## START Record excerpts

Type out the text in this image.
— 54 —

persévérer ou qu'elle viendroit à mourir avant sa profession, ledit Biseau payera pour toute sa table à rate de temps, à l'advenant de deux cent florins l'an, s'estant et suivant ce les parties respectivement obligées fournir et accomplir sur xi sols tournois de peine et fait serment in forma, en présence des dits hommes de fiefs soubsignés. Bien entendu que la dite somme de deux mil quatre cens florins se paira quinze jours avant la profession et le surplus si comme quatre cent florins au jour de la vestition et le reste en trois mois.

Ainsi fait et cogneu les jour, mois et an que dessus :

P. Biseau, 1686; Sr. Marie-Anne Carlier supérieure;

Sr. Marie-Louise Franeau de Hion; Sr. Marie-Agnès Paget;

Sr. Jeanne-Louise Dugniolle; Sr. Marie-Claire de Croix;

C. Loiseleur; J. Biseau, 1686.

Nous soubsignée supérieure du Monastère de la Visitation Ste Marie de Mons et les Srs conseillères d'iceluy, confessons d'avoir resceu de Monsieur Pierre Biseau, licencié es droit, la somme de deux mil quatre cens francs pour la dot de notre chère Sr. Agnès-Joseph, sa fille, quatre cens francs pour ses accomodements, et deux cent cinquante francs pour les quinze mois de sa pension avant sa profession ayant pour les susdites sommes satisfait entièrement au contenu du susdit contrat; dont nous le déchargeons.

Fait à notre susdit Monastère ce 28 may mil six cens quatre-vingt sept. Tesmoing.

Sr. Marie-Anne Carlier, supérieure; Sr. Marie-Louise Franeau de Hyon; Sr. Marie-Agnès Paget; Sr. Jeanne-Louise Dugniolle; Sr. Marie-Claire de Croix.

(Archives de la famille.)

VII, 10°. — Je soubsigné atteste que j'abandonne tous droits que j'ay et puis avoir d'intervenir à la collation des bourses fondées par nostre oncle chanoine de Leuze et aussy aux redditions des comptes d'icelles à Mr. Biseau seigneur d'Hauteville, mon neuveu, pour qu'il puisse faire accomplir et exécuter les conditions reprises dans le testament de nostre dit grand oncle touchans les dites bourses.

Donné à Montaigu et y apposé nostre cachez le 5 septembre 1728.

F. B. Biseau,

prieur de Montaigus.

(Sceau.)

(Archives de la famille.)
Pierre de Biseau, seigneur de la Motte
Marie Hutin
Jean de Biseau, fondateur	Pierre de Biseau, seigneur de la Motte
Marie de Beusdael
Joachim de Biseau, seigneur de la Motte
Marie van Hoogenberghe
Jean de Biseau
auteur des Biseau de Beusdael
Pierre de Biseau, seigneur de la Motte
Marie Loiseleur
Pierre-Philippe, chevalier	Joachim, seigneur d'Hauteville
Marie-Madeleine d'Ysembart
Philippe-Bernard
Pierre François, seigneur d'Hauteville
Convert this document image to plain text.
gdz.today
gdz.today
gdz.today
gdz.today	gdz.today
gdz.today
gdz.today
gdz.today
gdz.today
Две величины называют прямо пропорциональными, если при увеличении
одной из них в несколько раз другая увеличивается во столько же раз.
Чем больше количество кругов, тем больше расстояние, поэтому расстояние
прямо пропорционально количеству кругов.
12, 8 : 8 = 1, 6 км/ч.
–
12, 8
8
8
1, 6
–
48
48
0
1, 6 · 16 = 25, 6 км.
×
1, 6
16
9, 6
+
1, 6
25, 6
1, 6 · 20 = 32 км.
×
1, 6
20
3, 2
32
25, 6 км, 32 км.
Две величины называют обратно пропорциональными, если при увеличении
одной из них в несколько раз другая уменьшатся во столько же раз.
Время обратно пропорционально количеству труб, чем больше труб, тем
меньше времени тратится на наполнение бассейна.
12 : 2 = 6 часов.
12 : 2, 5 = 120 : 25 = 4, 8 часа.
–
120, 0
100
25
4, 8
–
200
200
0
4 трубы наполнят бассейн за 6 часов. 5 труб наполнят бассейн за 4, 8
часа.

## END Record excerpts

Aim of the task = Repeat the listing above without any change.

Exercise answer =
Type out the text in this image.
— 54 —

persévérer ou qu'elle viendroit à mourir avant sa profession, ledit Biseau payera pour toute sa table à rate de temps, à l'advenant de deux cent florins l'an, s'estant et suivant ce les parties respectivement obligées fournir et accomplir sur xi sols tournois de peine et fait serment in forma, en présence des dits hommes de fiefs soubsignés. Bien entendu que la dite somme de deux mil quatre cens florins se paira quinze jours avant la profession et le surplus si comme quatre cent florins au jour de la vestition et le reste en trois mois.

Ainsi fait et cogneu les jour, mois et an que dessus :

P. Biseau, 1686; Sr. Marie-Anne Carlier supérieure;

Sr. Marie-Louise Franeau de Hion; Sr. Marie-Agnès Paget;

Sr. Jeanne-Louise Dugniolle; Sr. Marie-Claire de Croix;

C. Loiseleur; J. Biseau, 1686.

Nous soubsignée supérieure du Monastère de la Visitation Ste Marie de Mons et les Srs conseillères d'iceluy, confessons d'avoir resceu de Monsieur Pierre Biseau, licencié es droit, la somme de deux mil quatre cens francs pour la dot de notre chère Sr. Agnès-Joseph, sa fille, quatre cens francs pour ses accomodements, et deux cent cinquante francs pour les quinze mois de sa pension avant sa profession ayant pour les susdites sommes satisfait entièrement au contenu du susdit contrat; dont nous le déchargeons.

Fait à notre susdit Monastère ce 28 may mil six cens quatre-vingt sept. Tesmoing.

Sr. Marie-Anne Carlier, supérieure; Sr. Marie-Louise Franeau de Hyon; Sr. Marie-Agnès Paget; Sr. Jeanne-Louise Dugniolle; Sr. Marie-Claire de Croix.

(Archives de la famille.)

VII, 10°. — Je soubsigné atteste que j'abandonne tous droits que j'ay et puis avoir d'intervenir à la collation des bourses fondées par nostre oncle chanoine de Leuze et aussy aux redditions des comptes d'icelles à Mr. Biseau seigneur d'Hauteville, mon neuveu, pour qu'il puisse faire accomplir et exécuter les conditions reprises dans le testament de nostre dit grand oncle touchans les dites bourses.

Donné à Montaigu et y apposé nostre cachez le 5 septembre 1728.

F. B. Biseau,

prieur de Montaigus.

(Sceau.)

(Archives de la famille.)
Pierre de Biseau, seigneur de la Motte
Marie Hutin
Jean de Biseau, fondateur	Pierre de Biseau, seigneur de la Motte
Marie de Beusdael
Joachim de Biseau, seigneur de la Motte
Marie van Hoogenberghe
Jean de Biseau
auteur des Biseau de Beusdael
Pierre de Biseau, seigneur de la Motte
Marie Loiseleur
Pierre-Philippe, chevalier	Joachim, seigneur d'Hauteville
Marie-Madeleine d'Ysembart
Philippe-Bernard
Pierre François, seigneur d'Hauteville
Convert this document image to plain text.
gdz.today
gdz.today
gdz.today
gdz.today	gdz.today
gdz.today
gdz.today
gdz.today
gdz.today
Две величины называют прямо пропорциональными, если при увеличении
одной из них в несколько раз другая увеличивается во столько же раз.
Чем больше количество кругов, тем больше расстояние, поэтому расстояние
прямо пропорционально количеству кругов.
12, 8 : 8 = 1, 6 км/ч.
–
12, 8
8
8
1, 6
–
48
48
0
1, 6 · 16 = 25, 6 км.
×
1, 6
16
9, 6
+
1, 6
25, 6
1, 6 · 20 = 32 км.
×
1, 6
20
3, 2
32
25, 6 км, 32 км.
Две величины называют обратно пропорциональными, если при увеличении
одной из них в несколько раз другая уменьшатся во столько же раз.
Время обратно пропорционально количеству труб, чем больше труб, тем
меньше времени тратится на наполнение бассейна.
12 : 2 = 6 часов.
12 : 2, 5 = 120 : 25 = 4, 8 часа.
–
120, 0
100
25
4, 8
–
200
200
0
4 трубы наполнят бассейн за 6 часов. 5 труб наполнят бассейн за 4, 8
часа.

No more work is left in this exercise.